## Begin TASK MATERIAL
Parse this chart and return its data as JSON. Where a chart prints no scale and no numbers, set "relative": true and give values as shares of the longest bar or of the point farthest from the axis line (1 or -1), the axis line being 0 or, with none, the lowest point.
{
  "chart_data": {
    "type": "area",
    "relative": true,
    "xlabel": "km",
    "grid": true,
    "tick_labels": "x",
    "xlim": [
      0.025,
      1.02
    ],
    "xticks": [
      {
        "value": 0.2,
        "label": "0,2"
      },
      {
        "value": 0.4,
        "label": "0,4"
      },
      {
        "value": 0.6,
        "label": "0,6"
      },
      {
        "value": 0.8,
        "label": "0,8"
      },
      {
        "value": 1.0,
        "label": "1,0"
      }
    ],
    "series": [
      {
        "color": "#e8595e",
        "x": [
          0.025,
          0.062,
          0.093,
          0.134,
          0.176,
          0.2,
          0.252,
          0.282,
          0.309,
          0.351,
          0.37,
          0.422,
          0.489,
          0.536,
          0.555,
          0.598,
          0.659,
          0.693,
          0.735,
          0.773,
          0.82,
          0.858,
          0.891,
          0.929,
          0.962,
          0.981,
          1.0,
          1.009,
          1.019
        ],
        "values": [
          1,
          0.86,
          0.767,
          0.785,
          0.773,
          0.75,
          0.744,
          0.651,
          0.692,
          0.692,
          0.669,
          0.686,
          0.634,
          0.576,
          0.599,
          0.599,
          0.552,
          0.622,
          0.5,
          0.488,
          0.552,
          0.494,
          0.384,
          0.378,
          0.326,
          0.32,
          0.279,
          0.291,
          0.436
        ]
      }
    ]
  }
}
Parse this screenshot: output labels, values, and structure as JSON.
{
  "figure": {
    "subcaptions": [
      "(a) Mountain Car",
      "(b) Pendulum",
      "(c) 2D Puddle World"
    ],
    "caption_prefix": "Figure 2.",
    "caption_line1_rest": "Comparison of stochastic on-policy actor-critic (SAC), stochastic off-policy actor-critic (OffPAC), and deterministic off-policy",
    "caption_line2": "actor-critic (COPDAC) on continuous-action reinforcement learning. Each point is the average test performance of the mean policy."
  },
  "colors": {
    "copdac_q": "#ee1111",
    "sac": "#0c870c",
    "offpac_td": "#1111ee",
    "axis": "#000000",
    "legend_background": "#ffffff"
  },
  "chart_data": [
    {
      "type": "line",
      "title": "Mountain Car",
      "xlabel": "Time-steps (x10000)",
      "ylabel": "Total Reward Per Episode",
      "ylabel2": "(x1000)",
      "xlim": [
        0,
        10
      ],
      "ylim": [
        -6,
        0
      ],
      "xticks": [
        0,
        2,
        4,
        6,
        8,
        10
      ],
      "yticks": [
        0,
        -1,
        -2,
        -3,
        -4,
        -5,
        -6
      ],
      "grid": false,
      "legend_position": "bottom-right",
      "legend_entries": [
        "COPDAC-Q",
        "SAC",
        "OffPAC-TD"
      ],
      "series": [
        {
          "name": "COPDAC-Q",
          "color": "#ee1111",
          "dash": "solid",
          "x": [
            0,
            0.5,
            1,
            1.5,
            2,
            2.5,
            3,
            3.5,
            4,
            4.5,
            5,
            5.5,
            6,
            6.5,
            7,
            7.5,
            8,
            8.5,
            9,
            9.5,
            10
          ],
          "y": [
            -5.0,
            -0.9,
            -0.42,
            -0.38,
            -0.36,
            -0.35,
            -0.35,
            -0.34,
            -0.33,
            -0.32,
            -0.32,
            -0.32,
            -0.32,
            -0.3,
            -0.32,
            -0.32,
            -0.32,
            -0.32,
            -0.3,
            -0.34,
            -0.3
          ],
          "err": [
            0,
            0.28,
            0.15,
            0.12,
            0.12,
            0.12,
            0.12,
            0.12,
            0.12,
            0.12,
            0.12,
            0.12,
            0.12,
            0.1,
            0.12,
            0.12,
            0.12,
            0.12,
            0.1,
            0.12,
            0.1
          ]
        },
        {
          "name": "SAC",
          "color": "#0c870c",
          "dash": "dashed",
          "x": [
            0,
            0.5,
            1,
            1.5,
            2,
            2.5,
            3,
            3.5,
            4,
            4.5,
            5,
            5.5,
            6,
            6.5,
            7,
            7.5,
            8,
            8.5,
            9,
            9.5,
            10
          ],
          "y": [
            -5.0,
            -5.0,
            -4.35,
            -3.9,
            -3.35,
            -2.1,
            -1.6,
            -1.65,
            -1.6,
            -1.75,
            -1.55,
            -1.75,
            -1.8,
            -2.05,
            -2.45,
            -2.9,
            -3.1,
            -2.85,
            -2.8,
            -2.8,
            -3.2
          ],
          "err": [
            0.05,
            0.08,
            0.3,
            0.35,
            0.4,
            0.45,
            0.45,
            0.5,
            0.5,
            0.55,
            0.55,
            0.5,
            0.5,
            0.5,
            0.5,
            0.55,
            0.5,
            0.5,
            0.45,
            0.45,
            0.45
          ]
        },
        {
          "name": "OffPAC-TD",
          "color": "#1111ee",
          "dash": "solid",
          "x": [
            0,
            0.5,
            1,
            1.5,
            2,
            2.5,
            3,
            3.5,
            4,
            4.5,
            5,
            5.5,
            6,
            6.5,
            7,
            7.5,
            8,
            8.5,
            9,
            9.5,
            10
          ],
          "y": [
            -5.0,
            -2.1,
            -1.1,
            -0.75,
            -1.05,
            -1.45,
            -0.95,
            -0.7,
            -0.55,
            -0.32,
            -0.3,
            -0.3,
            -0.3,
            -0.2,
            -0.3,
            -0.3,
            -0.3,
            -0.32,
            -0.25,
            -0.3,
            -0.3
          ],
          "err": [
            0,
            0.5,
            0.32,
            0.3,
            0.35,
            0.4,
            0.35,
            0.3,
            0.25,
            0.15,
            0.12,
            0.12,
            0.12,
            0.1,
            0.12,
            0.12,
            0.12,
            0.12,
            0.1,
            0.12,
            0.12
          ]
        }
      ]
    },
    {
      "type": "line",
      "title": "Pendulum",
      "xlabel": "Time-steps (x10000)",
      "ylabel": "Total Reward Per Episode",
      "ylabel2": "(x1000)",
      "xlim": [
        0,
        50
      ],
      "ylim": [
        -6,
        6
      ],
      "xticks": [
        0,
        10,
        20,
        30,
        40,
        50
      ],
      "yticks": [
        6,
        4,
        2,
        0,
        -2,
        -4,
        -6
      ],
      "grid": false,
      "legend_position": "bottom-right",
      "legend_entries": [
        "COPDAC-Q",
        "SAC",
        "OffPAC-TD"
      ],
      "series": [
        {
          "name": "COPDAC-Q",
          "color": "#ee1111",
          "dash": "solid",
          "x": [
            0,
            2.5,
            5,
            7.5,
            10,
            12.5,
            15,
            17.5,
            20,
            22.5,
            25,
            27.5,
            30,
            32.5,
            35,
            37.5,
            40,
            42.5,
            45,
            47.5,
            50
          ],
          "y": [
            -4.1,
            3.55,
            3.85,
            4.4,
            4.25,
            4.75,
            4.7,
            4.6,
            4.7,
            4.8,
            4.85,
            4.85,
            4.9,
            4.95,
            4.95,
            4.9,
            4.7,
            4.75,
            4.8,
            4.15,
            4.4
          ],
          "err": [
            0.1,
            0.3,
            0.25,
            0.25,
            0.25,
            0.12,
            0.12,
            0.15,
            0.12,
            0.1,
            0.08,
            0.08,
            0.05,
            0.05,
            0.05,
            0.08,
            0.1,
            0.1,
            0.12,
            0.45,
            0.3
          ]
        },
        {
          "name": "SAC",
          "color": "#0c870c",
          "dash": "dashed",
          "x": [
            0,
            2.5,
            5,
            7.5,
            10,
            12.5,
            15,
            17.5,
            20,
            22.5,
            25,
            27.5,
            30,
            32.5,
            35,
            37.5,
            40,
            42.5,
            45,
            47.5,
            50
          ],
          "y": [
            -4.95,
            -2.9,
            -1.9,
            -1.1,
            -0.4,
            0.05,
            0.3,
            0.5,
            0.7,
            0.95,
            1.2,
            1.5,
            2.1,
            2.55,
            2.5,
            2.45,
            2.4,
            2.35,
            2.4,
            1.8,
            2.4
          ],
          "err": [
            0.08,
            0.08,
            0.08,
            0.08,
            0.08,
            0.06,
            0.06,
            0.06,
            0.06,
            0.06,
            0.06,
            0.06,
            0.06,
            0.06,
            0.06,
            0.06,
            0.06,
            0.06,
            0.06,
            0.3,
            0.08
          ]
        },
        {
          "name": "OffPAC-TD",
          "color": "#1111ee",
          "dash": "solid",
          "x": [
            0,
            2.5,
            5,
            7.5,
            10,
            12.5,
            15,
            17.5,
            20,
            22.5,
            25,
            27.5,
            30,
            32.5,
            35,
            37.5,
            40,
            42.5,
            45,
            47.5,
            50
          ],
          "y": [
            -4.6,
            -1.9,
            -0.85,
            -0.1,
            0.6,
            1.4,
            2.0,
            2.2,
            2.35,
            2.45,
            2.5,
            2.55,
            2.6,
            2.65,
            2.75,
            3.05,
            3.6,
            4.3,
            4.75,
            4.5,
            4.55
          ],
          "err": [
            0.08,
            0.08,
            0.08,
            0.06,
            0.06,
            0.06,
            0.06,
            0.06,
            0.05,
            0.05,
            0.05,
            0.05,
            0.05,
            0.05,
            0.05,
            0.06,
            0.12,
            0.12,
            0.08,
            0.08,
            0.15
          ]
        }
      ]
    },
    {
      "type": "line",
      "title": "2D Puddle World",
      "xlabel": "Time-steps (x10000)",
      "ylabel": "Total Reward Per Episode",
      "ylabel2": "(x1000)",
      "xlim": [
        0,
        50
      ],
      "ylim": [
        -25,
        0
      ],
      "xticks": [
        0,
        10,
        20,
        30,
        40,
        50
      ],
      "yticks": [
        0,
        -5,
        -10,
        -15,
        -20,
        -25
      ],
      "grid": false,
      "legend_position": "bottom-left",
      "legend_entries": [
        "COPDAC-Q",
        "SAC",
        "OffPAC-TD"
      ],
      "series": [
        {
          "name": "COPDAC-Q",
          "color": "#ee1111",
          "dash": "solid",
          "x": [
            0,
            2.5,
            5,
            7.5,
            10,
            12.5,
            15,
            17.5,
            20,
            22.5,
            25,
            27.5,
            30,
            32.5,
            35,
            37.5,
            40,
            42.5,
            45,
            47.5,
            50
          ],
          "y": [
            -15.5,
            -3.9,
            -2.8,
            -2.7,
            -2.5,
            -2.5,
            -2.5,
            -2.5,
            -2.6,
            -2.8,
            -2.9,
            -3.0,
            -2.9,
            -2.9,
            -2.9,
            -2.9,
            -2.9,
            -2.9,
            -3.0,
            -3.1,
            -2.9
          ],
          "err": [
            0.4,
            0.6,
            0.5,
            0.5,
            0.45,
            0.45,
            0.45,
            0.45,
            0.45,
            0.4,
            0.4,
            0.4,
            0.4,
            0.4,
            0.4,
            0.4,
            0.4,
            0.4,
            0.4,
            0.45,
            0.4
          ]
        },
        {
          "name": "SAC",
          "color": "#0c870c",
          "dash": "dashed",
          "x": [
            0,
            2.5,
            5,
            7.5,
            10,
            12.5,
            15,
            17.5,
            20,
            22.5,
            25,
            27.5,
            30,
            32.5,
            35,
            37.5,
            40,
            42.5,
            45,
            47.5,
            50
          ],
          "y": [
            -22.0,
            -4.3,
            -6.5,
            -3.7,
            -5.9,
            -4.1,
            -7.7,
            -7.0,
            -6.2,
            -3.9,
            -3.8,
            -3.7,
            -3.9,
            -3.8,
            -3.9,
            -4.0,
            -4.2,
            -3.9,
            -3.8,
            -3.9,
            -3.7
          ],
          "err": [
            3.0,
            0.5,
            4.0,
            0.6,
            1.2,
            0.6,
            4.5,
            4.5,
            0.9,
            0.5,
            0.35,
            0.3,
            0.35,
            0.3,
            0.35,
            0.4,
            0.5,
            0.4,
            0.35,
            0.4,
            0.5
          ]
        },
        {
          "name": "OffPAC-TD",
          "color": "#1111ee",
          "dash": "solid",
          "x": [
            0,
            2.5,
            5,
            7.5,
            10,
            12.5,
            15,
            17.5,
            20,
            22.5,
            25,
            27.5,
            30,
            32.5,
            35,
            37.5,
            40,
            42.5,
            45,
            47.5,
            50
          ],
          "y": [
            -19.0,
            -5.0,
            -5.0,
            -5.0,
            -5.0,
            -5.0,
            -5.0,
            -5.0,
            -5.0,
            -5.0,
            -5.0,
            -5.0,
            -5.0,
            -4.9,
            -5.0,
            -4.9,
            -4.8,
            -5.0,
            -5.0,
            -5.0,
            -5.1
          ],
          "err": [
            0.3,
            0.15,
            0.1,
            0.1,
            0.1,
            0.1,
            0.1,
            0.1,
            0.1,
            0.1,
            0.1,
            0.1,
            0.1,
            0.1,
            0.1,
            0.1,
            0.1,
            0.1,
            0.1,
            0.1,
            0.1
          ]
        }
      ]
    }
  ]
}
## End TASK MATERIAL
- DIRECTIVE
For the material, find the number of lines holding the word "policy" and give that figure and nothing more.

- THE RESULT
2